* **Exercise description**: Please work out how many lines in the material contain "الإخوان" and give only that figure.

— Begin Information provided —

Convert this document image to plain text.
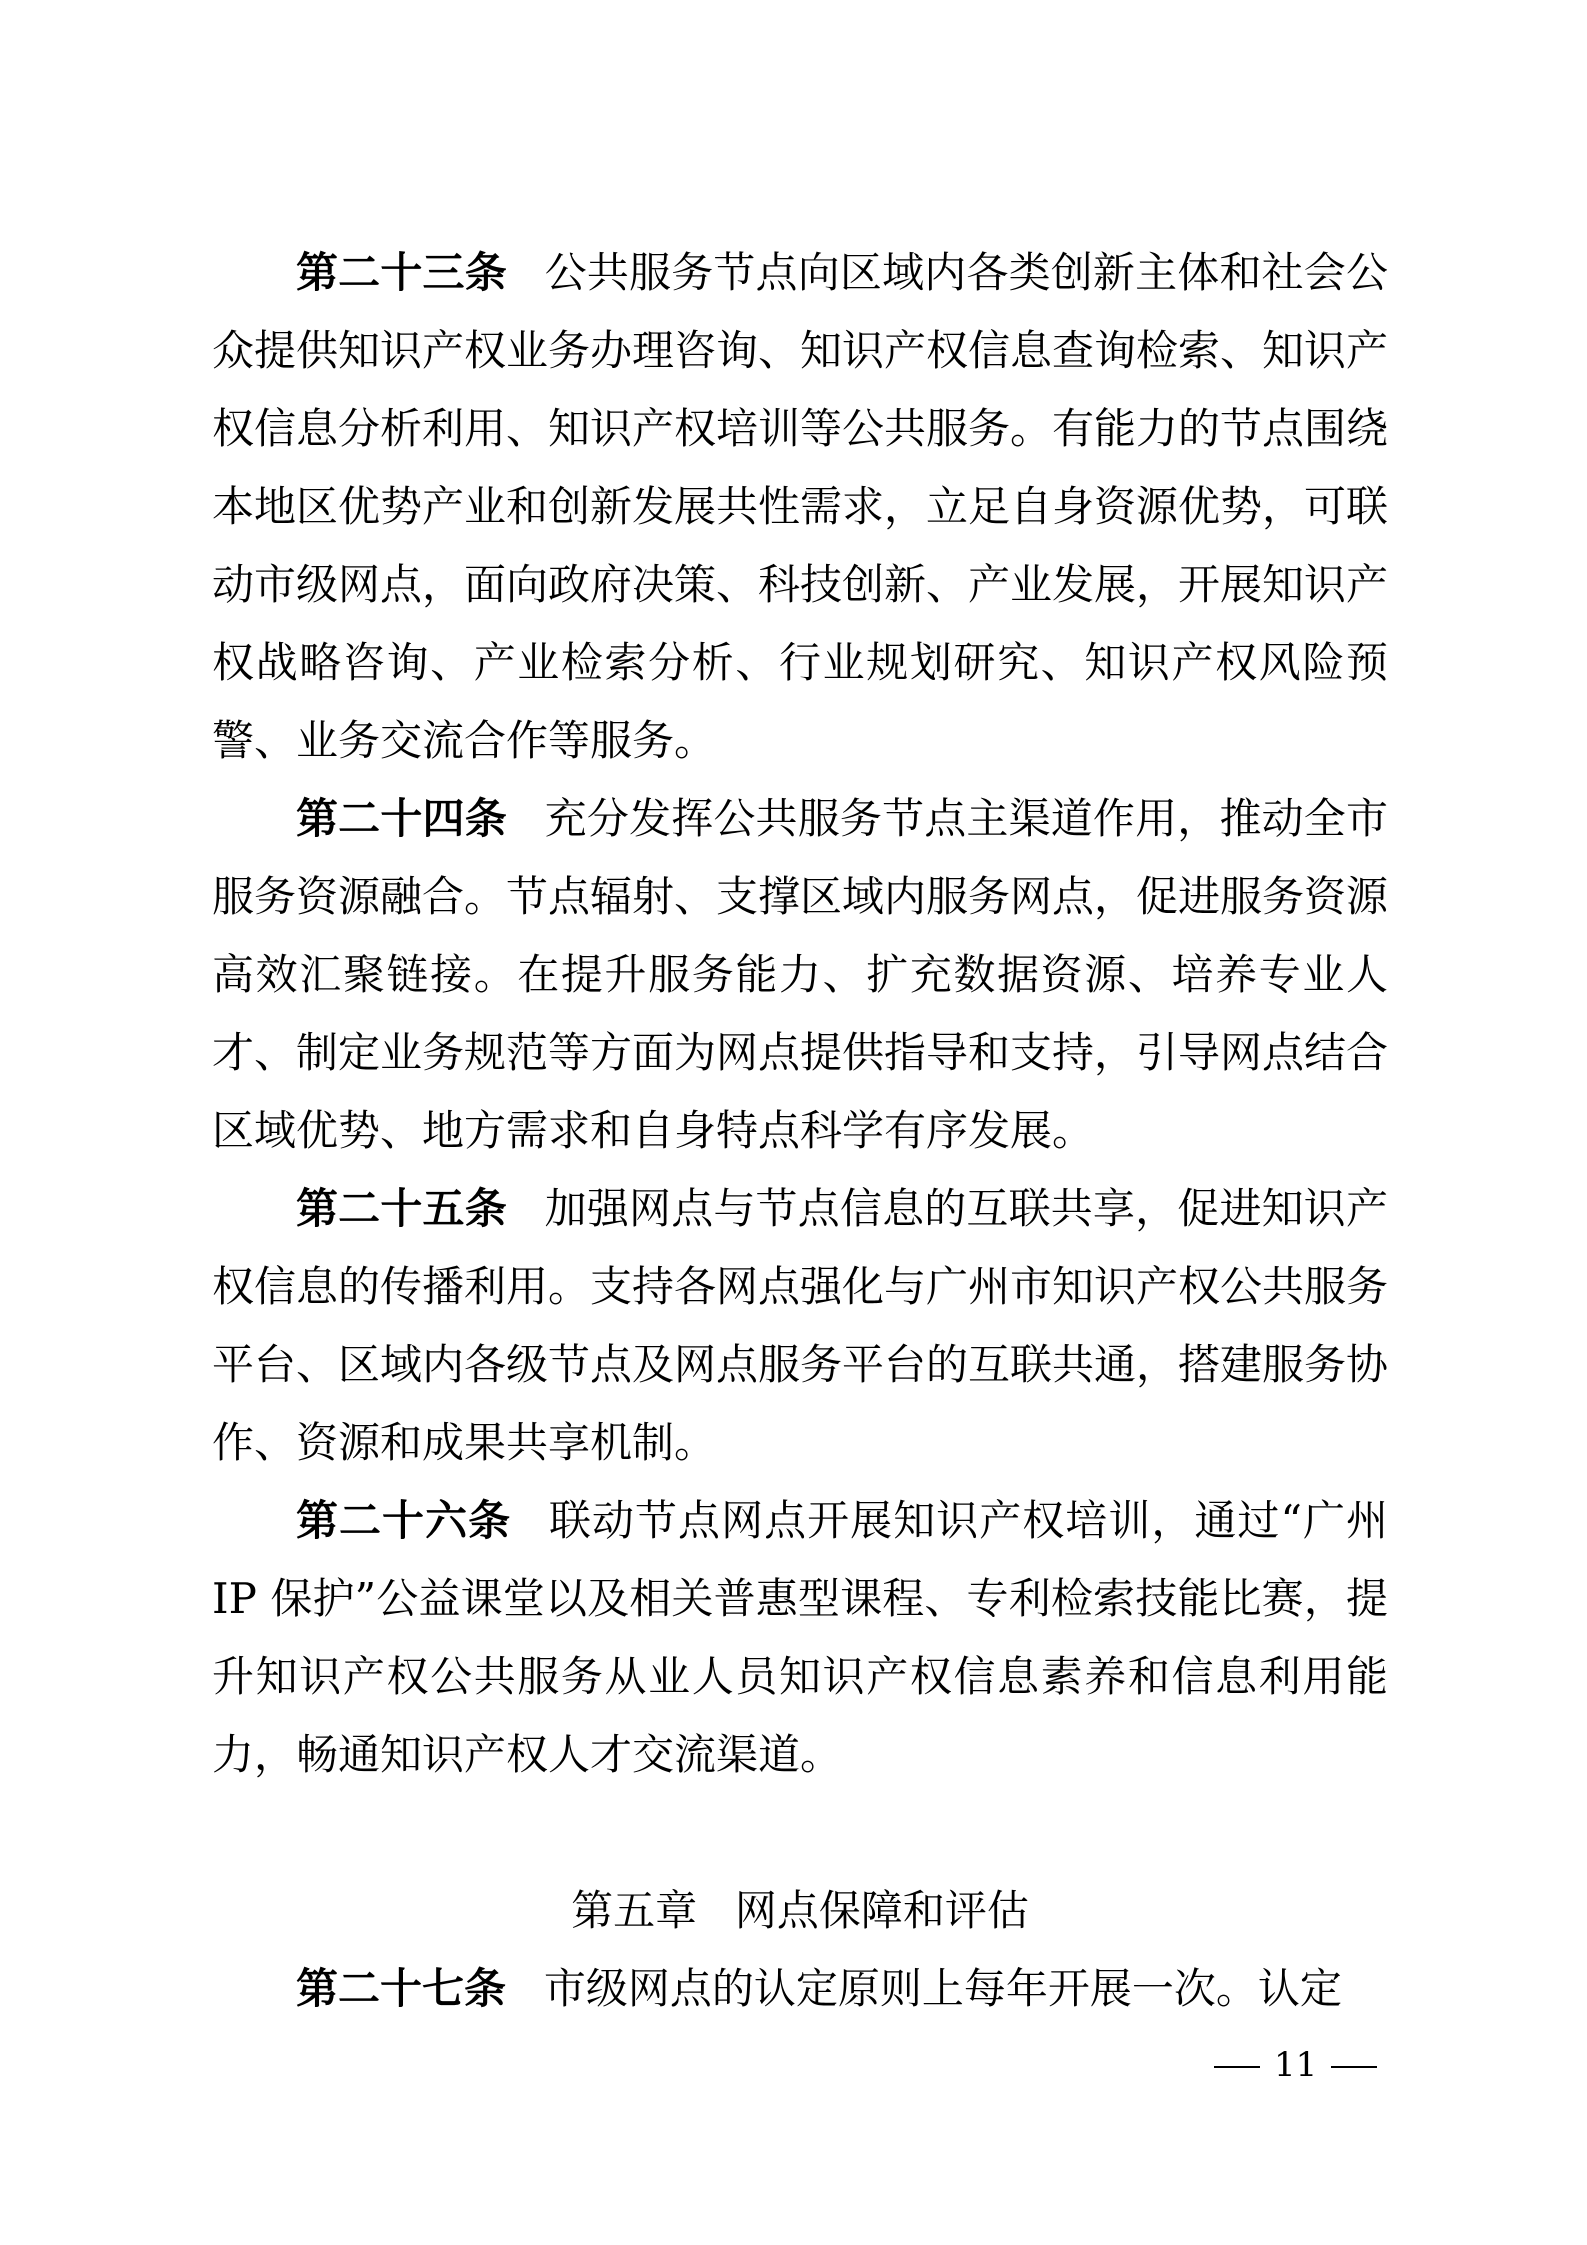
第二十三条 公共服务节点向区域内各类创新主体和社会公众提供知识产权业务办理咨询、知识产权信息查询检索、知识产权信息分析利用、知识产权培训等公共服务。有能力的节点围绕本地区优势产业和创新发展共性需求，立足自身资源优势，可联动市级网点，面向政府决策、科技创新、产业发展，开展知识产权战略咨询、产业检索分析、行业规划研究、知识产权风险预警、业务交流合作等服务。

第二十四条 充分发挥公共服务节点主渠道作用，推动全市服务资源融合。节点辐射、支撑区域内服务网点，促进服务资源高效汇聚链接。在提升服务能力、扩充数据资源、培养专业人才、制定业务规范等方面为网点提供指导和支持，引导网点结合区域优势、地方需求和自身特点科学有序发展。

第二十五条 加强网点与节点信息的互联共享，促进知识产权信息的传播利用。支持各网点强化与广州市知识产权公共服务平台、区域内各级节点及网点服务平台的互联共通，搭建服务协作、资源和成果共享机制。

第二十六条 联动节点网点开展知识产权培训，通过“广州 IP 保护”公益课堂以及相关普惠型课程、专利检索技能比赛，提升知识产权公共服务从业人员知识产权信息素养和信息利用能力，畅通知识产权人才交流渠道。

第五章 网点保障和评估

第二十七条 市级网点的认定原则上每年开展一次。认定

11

— End Information provided —
— Begin Information provided —

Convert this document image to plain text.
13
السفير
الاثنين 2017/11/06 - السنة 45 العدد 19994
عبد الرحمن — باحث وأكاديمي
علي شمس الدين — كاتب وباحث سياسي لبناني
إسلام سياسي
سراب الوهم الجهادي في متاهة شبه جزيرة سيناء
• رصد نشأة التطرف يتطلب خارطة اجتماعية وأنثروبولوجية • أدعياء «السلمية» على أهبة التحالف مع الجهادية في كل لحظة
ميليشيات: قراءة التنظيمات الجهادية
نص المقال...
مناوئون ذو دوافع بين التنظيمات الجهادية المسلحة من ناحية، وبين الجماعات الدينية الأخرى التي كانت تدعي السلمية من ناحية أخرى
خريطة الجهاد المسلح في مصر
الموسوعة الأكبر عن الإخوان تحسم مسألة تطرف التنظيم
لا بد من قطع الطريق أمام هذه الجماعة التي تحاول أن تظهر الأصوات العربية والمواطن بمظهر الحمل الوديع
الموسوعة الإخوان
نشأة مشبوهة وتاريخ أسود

— End Information provided —

* **Exercise result**: 2